Job | Reproduce every line of the records below verbatim, leaving out the pictures.

** start Dataset rows **

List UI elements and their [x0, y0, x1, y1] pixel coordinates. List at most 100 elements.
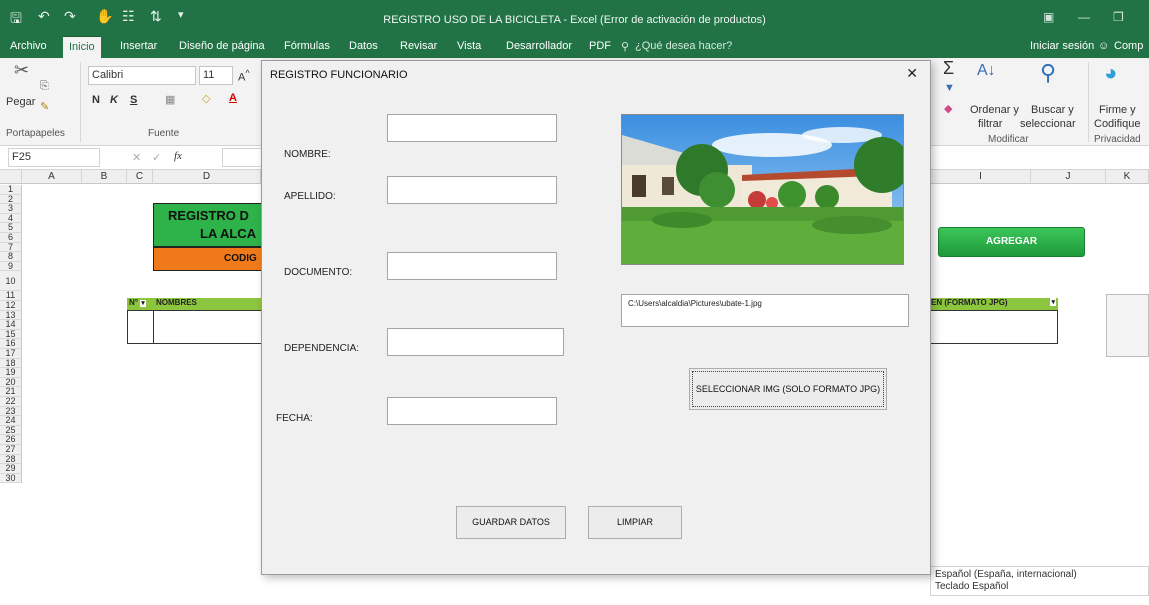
column-header[interactable]: A [22, 170, 82, 184]
format-painter-icon[interactable]: ✎ [40, 100, 49, 113]
tab-diseno-pagina[interactable]: Diseño de página [179, 40, 265, 52]
sign-encrypt-icon[interactable]: ◕ [1104, 60, 1117, 86]
column-header[interactable]: K [1106, 170, 1149, 184]
insert-function-icon[interactable]: fx [174, 150, 182, 162]
banner-title-line1: REGISTRO D [168, 208, 249, 223]
documento-label: DOCUMENTO: [284, 267, 353, 278]
fill-color-icon[interactable]: ◇ [202, 92, 210, 105]
cut-icon[interactable]: ✂ [14, 60, 29, 81]
registro-funcionario-dialog: REGISTRO FUNCIONARIO ✕ NOMBRE: APELLIDO:… [261, 60, 931, 575]
sign-in-link[interactable]: Iniciar sesión [1030, 40, 1094, 52]
sort-filter-label-1[interactable]: Ordenar y [970, 104, 1019, 116]
formula-input-right[interactable] [931, 148, 1145, 167]
sort-filter-label-2[interactable]: filtrar [978, 118, 1002, 130]
row-header[interactable]: 9 [0, 261, 22, 272]
title-bar: 🖫 ↶ ↷ ✋ ☷ ⇅ ▾ REGISTRO USO DE LA BICICLE… [0, 0, 1149, 36]
font-name-select[interactable]: Calibri [88, 66, 196, 85]
column-header[interactable]: D [153, 170, 261, 184]
select-all-corner[interactable] [0, 170, 22, 184]
tab-vista[interactable]: Vista [457, 40, 481, 52]
tab-archivo[interactable]: Archivo [10, 40, 47, 52]
maximize-icon[interactable]: ❐ [1113, 10, 1124, 24]
formula-input[interactable] [222, 148, 262, 167]
tell-me-icon: ⚲ [621, 41, 630, 53]
dialog-title: REGISTRO FUNCIONARIO [270, 69, 408, 81]
language-tooltip: Español (España, internacional) Teclado … [930, 566, 1149, 596]
filter-dropdown-icon[interactable]: ▾ [140, 300, 146, 307]
borders-icon[interactable]: ▦ [165, 93, 175, 106]
nombre-field[interactable] [387, 114, 557, 142]
tab-revisar[interactable]: Revisar [400, 40, 437, 52]
find-select-label-2[interactable]: seleccionar [1020, 118, 1076, 130]
tab-datos[interactable]: Datos [349, 40, 378, 52]
table-header-no[interactable]: N° ▾ [127, 298, 153, 310]
bold-button[interactable]: N [92, 94, 100, 106]
sign-label-1[interactable]: Firme y [1099, 104, 1136, 116]
grow-font-icon[interactable]: A^ [238, 68, 250, 84]
share-button[interactable]: Comp [1114, 40, 1143, 52]
column-header[interactable]: I [931, 170, 1031, 184]
autosum-icon[interactable]: Σ [943, 58, 954, 79]
table-cell-divider [153, 311, 154, 343]
minimize-icon[interactable]: — [1078, 10, 1090, 24]
table-header-imagen-label: EN (FORMATO JPG) [931, 298, 1008, 307]
banner-code: CODIG [224, 253, 257, 264]
save-data-button[interactable]: GUARDAR DATOS [456, 506, 566, 539]
enter-formula-icon[interactable]: ✓ [152, 151, 161, 164]
dependencia-field[interactable] [387, 328, 564, 356]
close-icon[interactable]: ✕ [906, 65, 918, 82]
tab-formulas[interactable]: Fórmulas [284, 40, 330, 52]
tab-desarrollador[interactable]: Desarrollador [506, 40, 572, 52]
column-header[interactable]: J [1031, 170, 1106, 184]
row-header[interactable]: 10 [0, 271, 22, 292]
apellido-field[interactable] [387, 176, 557, 204]
tab-pdf[interactable]: PDF [589, 40, 611, 52]
column-header[interactable]: B [82, 170, 127, 184]
sort-filter-icon[interactable]: A↓ [977, 62, 996, 80]
fill-icon[interactable]: ▼ [944, 82, 955, 94]
documento-field[interactable] [387, 252, 557, 280]
table-row-right[interactable] [931, 310, 1058, 344]
clear-button[interactable]: LIMPIAR [588, 506, 682, 539]
font-group-label: Fuente [148, 128, 180, 139]
courtyard-photo [622, 115, 903, 264]
table-header-imagen[interactable]: EN (FORMATO JPG) ▾ [931, 298, 1058, 310]
name-box[interactable]: F25 [8, 148, 100, 167]
table-header-nombres[interactable]: NOMBRES [153, 298, 261, 310]
underline-button[interactable]: S [130, 94, 137, 106]
paste-button[interactable]: Pegar [6, 96, 35, 108]
sign-label-2[interactable]: Codifique [1094, 118, 1140, 130]
font-size-select[interactable]: 11 [199, 66, 233, 85]
share-icon[interactable]: ☺ [1098, 40, 1109, 52]
banner-code-bar: CODIG [153, 247, 261, 271]
copy-icon[interactable]: ⎘ [40, 80, 49, 93]
image-path-field[interactable]: C:\Users\alcaldia\Pictures\ubate-1.jpg [621, 294, 909, 327]
ribbon-tabs: Archivo Inicio Insertar Diseño de página… [0, 36, 1149, 58]
window-title: REGISTRO USO DE LA BICICLETA - Excel (Er… [383, 14, 766, 26]
nombre-label: NOMBRE: [284, 149, 331, 160]
image-shape[interactable] [1106, 294, 1149, 357]
tell-me-search[interactable]: ¿Qué desea hacer? [635, 40, 732, 52]
select-image-button[interactable]: SELECCIONAR IMG (SOLO FORMATO JPG) [689, 368, 887, 410]
clear-icon[interactable]: ◆ [944, 102, 952, 115]
font-color-icon[interactable]: A [229, 92, 237, 104]
ribbon-display-icon[interactable]: ▣ [1043, 10, 1054, 24]
column-header[interactable]: C [127, 170, 153, 184]
find-select-label-1[interactable]: Buscar y [1031, 104, 1074, 116]
filter-dropdown-icon[interactable]: ▾ [1050, 298, 1056, 306]
row-header[interactable]: 30 [0, 473, 22, 484]
table-row[interactable] [127, 310, 261, 344]
keyboard-line: Teclado Español [935, 581, 1009, 592]
tab-insertar[interactable]: Insertar [120, 40, 157, 52]
tab-inicio[interactable]: Inicio [63, 36, 101, 58]
modify-group-label: Modificar [988, 134, 1029, 145]
cancel-formula-icon[interactable]: ✕ [132, 151, 141, 164]
italic-button[interactable]: K [110, 94, 118, 106]
fecha-field[interactable] [387, 397, 557, 425]
group-separator [80, 62, 81, 142]
clipboard-group-label: Portapapeles [6, 128, 65, 139]
find-icon[interactable]: ⚲ [1040, 60, 1056, 86]
language-line: Español (España, internacional) [935, 569, 1077, 580]
preview-image [621, 114, 904, 265]
agregar-button[interactable]: AGREGAR [938, 227, 1085, 257]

** end Dataset rows **

Solution to this problem |
List UI elements and their [x0, y0, x1, y1] pixel coordinates. List at most 100 elements.
column-header[interactable]: A [22, 170, 82, 184]
format-painter-icon[interactable]: ✎ [40, 100, 49, 113]
tab-diseno-pagina[interactable]: Diseño de página [179, 40, 265, 52]
sign-encrypt-icon[interactable]: ◕ [1104, 60, 1117, 86]
column-header[interactable]: K [1106, 170, 1149, 184]
insert-function-icon[interactable]: fx [174, 150, 182, 162]
banner-title-line1: REGISTRO D [168, 208, 249, 223]
documento-label: DOCUMENTO: [284, 267, 353, 278]
fill-color-icon[interactable]: ◇ [202, 92, 210, 105]
cut-icon[interactable]: ✂ [14, 60, 29, 81]
registro-funcionario-dialog: REGISTRO FUNCIONARIO ✕ NOMBRE: APELLIDO:… [261, 60, 931, 575]
sign-in-link[interactable]: Iniciar sesión [1030, 40, 1094, 52]
sort-filter-label-1[interactable]: Ordenar y [970, 104, 1019, 116]
formula-input-right[interactable] [931, 148, 1145, 167]
sort-filter-label-2[interactable]: filtrar [978, 118, 1002, 130]
row-header[interactable]: 9 [0, 261, 22, 272]
title-bar: 🖫 ↶ ↷ ✋ ☷ ⇅ ▾ REGISTRO USO DE LA BICICLE… [0, 0, 1149, 36]
font-name-select[interactable]: Calibri [88, 66, 196, 85]
column-header[interactable]: D [153, 170, 261, 184]
select-all-corner[interactable] [0, 170, 22, 184]
tab-vista[interactable]: Vista [457, 40, 481, 52]
tab-archivo[interactable]: Archivo [10, 40, 47, 52]
maximize-icon[interactable]: ❐ [1113, 10, 1124, 24]
formula-input[interactable] [222, 148, 262, 167]
tell-me-icon: ⚲ [621, 41, 630, 53]
dialog-title: REGISTRO FUNCIONARIO [270, 69, 408, 81]
language-tooltip: Español (España, internacional) Teclado … [930, 566, 1149, 596]
filter-dropdown-icon[interactable]: ▾ [140, 300, 146, 307]
borders-icon[interactable]: ▦ [165, 93, 175, 106]
nombre-field[interactable] [387, 114, 557, 142]
tab-revisar[interactable]: Revisar [400, 40, 437, 52]
find-select-label-2[interactable]: seleccionar [1020, 118, 1076, 130]
tab-datos[interactable]: Datos [349, 40, 378, 52]
table-header-no[interactable]: N° ▾ [127, 298, 153, 310]
bold-button[interactable]: N [92, 94, 100, 106]
sign-label-1[interactable]: Firme y [1099, 104, 1136, 116]
grow-font-icon[interactable]: A^ [238, 68, 250, 84]
share-button[interactable]: Comp [1114, 40, 1143, 52]
column-header[interactable]: I [931, 170, 1031, 184]
autosum-icon[interactable]: Σ [943, 58, 954, 79]
table-cell-divider [153, 311, 154, 343]
minimize-icon[interactable]: — [1078, 10, 1090, 24]
table-header-imagen-label: EN (FORMATO JPG) [931, 298, 1008, 307]
banner-code: CODIG [224, 253, 257, 264]
save-data-button[interactable]: GUARDAR DATOS [456, 506, 566, 539]
enter-formula-icon[interactable]: ✓ [152, 151, 161, 164]
dependencia-field[interactable] [387, 328, 564, 356]
close-icon[interactable]: ✕ [906, 65, 918, 82]
tab-formulas[interactable]: Fórmulas [284, 40, 330, 52]
tab-desarrollador[interactable]: Desarrollador [506, 40, 572, 52]
column-header[interactable]: J [1031, 170, 1106, 184]
row-header[interactable]: 10 [0, 271, 22, 292]
apellido-field[interactable] [387, 176, 557, 204]
tab-pdf[interactable]: PDF [589, 40, 611, 52]
column-header[interactable]: B [82, 170, 127, 184]
sort-filter-icon[interactable]: A↓ [977, 62, 996, 80]
fill-icon[interactable]: ▼ [944, 82, 955, 94]
documento-field[interactable] [387, 252, 557, 280]
table-row-right[interactable] [931, 310, 1058, 344]
clear-button[interactable]: LIMPIAR [588, 506, 682, 539]
font-group-label: Fuente [148, 128, 180, 139]
courtyard-photo [622, 115, 903, 264]
table-header-imagen[interactable]: EN (FORMATO JPG) ▾ [931, 298, 1058, 310]
name-box[interactable]: F25 [8, 148, 100, 167]
table-header-nombres[interactable]: NOMBRES [153, 298, 261, 310]
underline-button[interactable]: S [130, 94, 137, 106]
paste-button[interactable]: Pegar [6, 96, 35, 108]
sign-label-2[interactable]: Codifique [1094, 118, 1140, 130]
font-size-select[interactable]: 11 [199, 66, 233, 85]
share-icon[interactable]: ☺ [1098, 40, 1109, 52]
banner-code-bar: CODIG [153, 247, 261, 271]
copy-icon[interactable]: ⎘ [40, 80, 49, 93]
image-path-field[interactable]: C:\Users\alcaldia\Pictures\ubate-1.jpg [621, 294, 909, 327]
ribbon-tabs: Archivo Inicio Insertar Diseño de página… [0, 36, 1149, 58]
window-title: REGISTRO USO DE LA BICICLETA - Excel (Er… [383, 14, 766, 26]
nombre-label: NOMBRE: [284, 149, 331, 160]
image-shape[interactable] [1106, 294, 1149, 357]
tell-me-search[interactable]: ¿Qué desea hacer? [635, 40, 732, 52]
select-image-button[interactable]: SELECCIONAR IMG (SOLO FORMATO JPG) [689, 368, 887, 410]
clear-icon[interactable]: ◆ [944, 102, 952, 115]
font-color-icon[interactable]: A [229, 92, 237, 104]
ribbon-display-icon[interactable]: ▣ [1043, 10, 1054, 24]
column-header[interactable]: C [127, 170, 153, 184]
find-select-label-1[interactable]: Buscar y [1031, 104, 1074, 116]
filter-dropdown-icon[interactable]: ▾ [1050, 298, 1056, 306]
row-header[interactable]: 30 [0, 473, 22, 484]
table-row[interactable] [127, 310, 261, 344]
keyboard-line: Teclado Español [935, 581, 1009, 592]
tab-insertar[interactable]: Insertar [120, 40, 157, 52]
tab-inicio[interactable]: Inicio [63, 36, 101, 58]
modify-group-label: Modificar [988, 134, 1029, 145]
cancel-formula-icon[interactable]: ✕ [132, 151, 141, 164]
italic-button[interactable]: K [110, 94, 118, 106]
fecha-field[interactable] [387, 397, 557, 425]
group-separator [80, 62, 81, 142]
clipboard-group-label: Portapapeles [6, 128, 65, 139]
find-icon[interactable]: ⚲ [1040, 60, 1056, 86]
language-line: Español (España, internacional) [935, 569, 1077, 580]
preview-image [621, 114, 904, 265]
agregar-button[interactable]: AGREGAR [938, 227, 1085, 257]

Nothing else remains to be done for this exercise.